-- BEGIN Data shown --
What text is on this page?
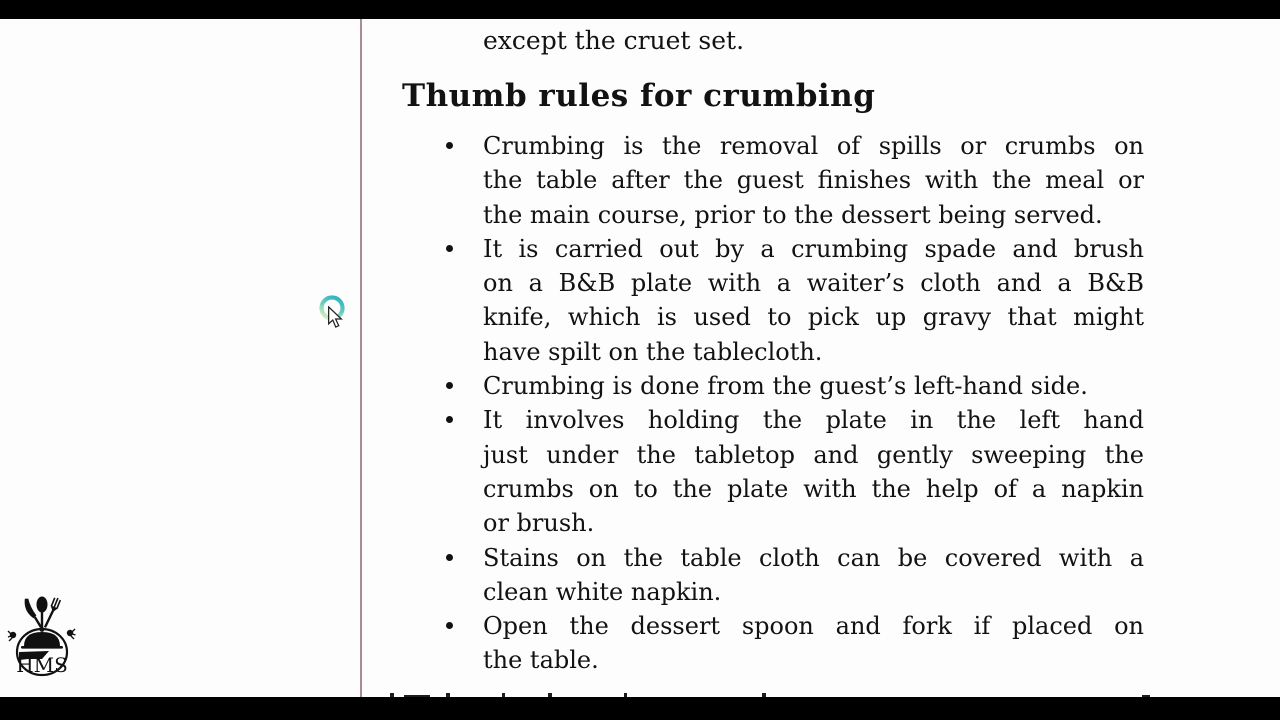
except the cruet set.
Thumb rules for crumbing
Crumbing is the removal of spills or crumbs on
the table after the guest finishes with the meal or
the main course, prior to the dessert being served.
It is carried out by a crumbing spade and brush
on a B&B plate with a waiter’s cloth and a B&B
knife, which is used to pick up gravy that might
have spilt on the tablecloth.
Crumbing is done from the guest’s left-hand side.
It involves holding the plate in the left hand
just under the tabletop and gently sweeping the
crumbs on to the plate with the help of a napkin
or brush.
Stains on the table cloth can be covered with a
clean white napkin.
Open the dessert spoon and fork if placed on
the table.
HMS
-- END Data shown --
-- BEGIN Data shown --
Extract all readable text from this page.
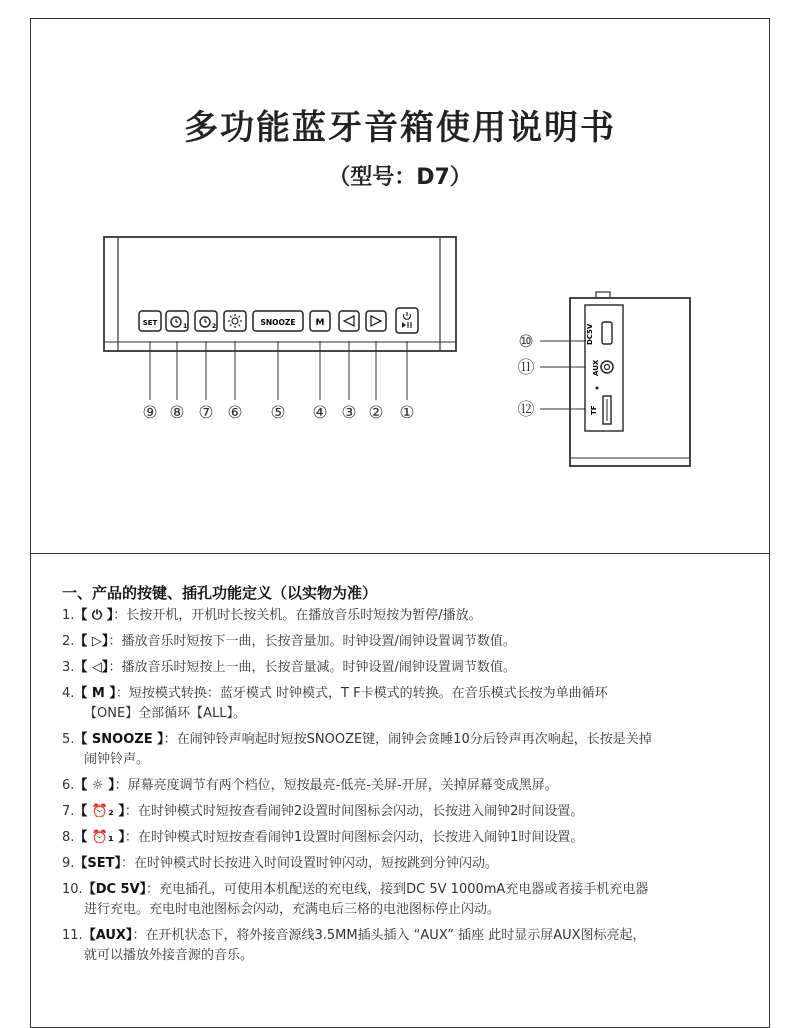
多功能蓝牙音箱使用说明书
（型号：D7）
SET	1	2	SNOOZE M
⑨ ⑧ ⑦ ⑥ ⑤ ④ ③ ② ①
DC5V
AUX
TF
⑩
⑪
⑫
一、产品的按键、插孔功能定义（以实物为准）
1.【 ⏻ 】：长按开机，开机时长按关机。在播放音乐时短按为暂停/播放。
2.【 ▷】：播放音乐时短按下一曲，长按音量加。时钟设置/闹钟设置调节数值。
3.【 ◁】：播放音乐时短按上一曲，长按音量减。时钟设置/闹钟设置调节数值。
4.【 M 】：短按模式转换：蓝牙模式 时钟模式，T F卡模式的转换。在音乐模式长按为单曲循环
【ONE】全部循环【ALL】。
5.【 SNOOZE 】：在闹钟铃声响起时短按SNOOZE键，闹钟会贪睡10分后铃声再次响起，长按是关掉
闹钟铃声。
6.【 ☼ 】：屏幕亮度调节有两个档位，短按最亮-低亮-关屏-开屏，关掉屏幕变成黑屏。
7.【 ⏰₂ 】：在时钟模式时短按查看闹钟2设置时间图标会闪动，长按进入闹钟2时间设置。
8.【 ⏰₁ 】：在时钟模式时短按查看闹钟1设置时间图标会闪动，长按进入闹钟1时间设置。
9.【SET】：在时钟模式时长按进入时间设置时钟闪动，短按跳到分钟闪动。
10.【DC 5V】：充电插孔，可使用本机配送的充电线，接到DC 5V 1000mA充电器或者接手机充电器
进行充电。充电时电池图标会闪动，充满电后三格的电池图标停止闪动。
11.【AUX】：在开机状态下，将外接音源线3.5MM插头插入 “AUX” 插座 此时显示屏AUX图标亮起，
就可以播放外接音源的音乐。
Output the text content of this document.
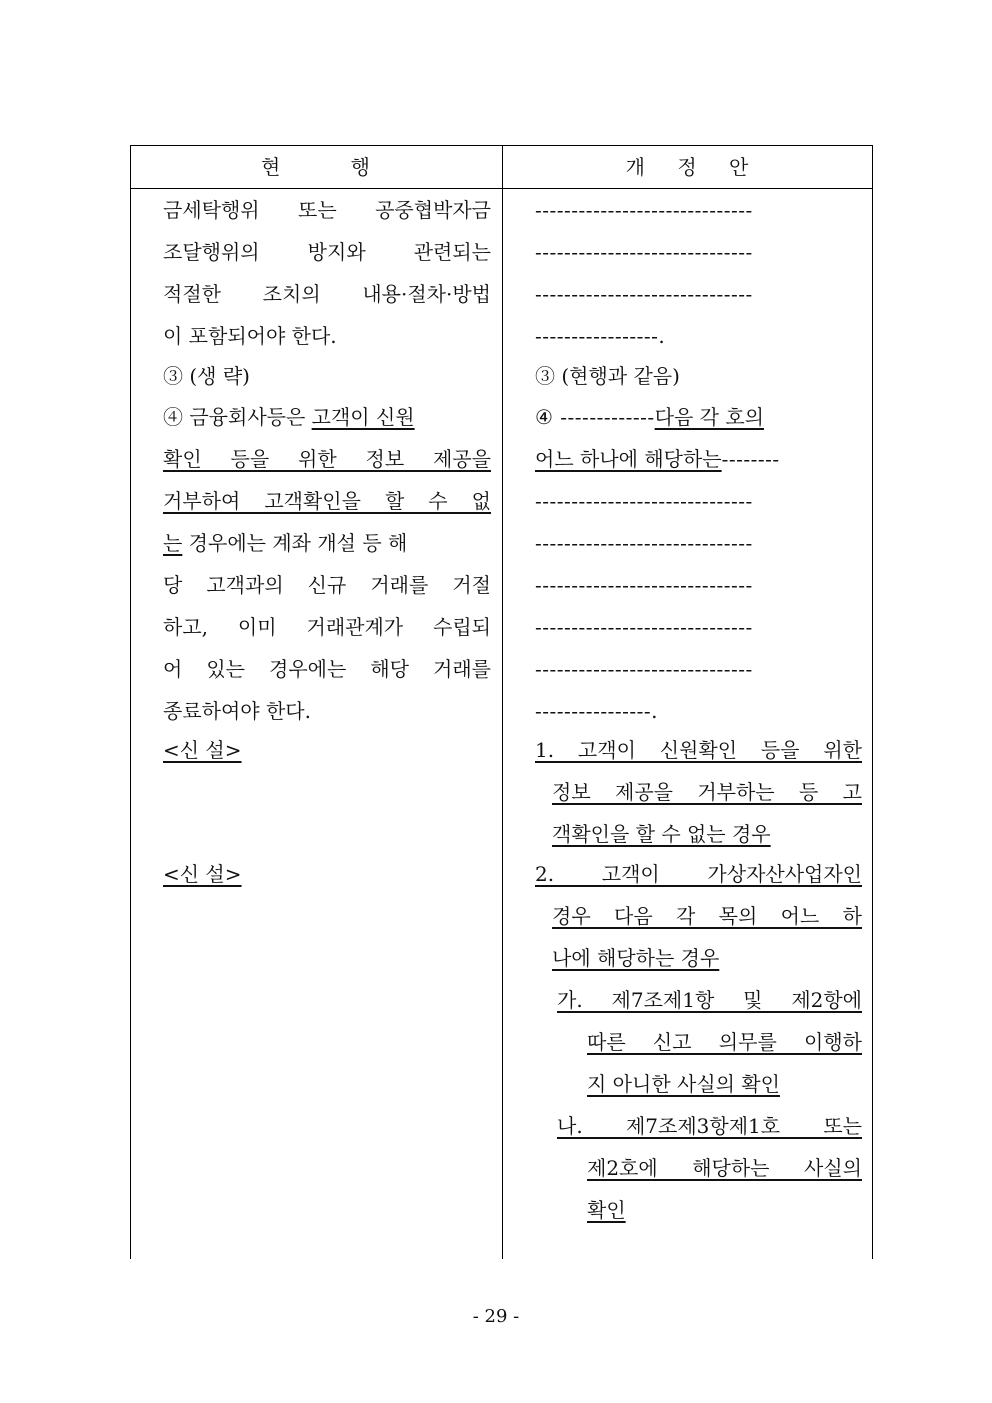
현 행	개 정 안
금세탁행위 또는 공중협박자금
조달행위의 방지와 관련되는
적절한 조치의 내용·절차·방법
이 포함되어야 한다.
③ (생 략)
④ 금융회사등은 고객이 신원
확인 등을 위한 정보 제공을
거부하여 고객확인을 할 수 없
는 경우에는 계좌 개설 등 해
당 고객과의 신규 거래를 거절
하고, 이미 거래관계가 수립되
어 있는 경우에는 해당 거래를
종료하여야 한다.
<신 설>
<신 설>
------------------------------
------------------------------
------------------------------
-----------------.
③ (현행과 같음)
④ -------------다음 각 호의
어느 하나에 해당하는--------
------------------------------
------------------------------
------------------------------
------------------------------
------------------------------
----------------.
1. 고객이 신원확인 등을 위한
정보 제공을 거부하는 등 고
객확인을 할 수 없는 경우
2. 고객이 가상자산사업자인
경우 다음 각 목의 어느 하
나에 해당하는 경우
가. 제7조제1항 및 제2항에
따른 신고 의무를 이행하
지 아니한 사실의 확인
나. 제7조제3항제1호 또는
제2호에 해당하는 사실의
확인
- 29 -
-- END Data shown --
-- BEGIN Data shown --
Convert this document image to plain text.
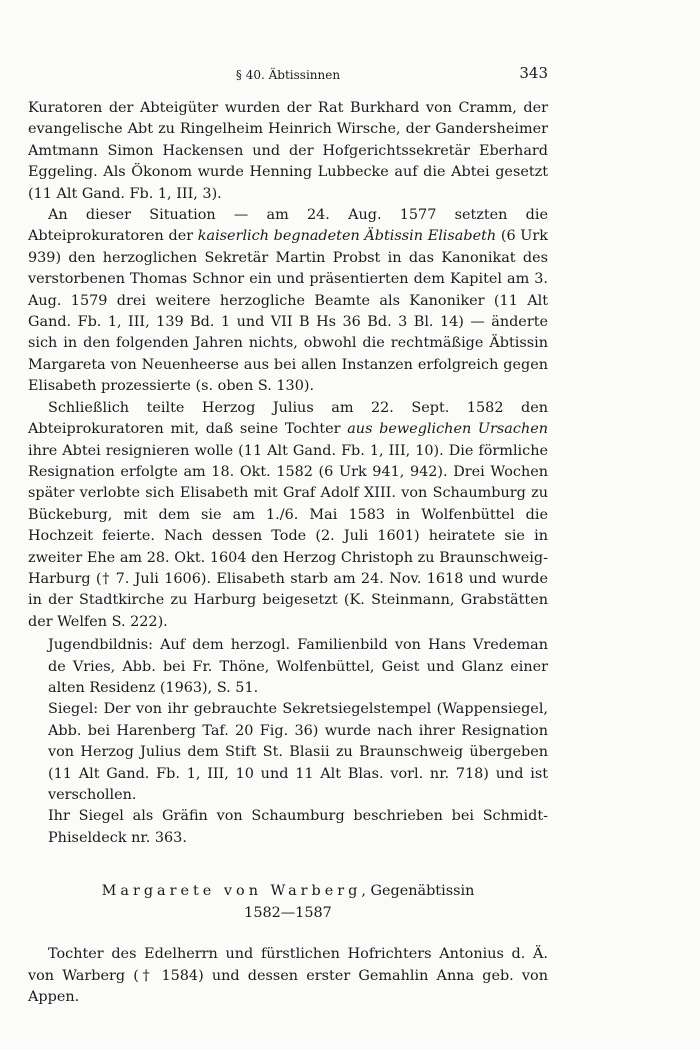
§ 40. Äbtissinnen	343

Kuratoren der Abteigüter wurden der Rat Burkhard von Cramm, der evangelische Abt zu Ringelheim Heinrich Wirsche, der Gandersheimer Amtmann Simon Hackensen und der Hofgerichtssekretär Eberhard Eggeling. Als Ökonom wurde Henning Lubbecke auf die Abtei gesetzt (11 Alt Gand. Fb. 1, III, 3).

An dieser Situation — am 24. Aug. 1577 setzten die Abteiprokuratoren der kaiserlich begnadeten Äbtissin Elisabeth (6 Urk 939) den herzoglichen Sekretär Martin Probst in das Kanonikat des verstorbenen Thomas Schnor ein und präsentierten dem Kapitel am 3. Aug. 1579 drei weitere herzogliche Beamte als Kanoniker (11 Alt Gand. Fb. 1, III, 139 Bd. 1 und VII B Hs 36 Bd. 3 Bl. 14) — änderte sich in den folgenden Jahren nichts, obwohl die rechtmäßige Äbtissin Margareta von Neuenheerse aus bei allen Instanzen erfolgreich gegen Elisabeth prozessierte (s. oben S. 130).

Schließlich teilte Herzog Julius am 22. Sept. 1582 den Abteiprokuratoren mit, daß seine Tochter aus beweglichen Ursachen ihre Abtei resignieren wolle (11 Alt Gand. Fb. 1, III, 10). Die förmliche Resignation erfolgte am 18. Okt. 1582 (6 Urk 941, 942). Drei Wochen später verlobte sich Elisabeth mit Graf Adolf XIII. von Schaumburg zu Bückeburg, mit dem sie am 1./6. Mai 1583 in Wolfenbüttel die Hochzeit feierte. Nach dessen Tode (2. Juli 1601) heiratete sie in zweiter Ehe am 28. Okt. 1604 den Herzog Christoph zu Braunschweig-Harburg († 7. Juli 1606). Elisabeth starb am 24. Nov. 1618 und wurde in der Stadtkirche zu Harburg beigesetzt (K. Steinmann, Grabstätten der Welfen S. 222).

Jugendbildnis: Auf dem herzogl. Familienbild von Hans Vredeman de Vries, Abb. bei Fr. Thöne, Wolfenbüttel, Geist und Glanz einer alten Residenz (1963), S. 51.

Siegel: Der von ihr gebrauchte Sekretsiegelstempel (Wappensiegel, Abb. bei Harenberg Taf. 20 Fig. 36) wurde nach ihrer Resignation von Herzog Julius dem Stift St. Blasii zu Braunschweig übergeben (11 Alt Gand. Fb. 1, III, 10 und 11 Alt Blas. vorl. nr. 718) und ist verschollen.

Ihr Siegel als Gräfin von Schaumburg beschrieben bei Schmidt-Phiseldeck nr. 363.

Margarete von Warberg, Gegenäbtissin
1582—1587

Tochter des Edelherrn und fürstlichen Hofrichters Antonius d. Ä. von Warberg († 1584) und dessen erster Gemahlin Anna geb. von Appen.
-- END Data shown --
### Written task
For this exercise, gather every line of the data that contains the word "Warberg".

### Response to the exercise
Margarete von Warberg, Gegenäbtissin
Tochter des Edelherrn und fürstlichen Hofrichters Antonius d. Ä. von Warberg († 1584) und dessen erster Gemahlin Anna geb. von Appen.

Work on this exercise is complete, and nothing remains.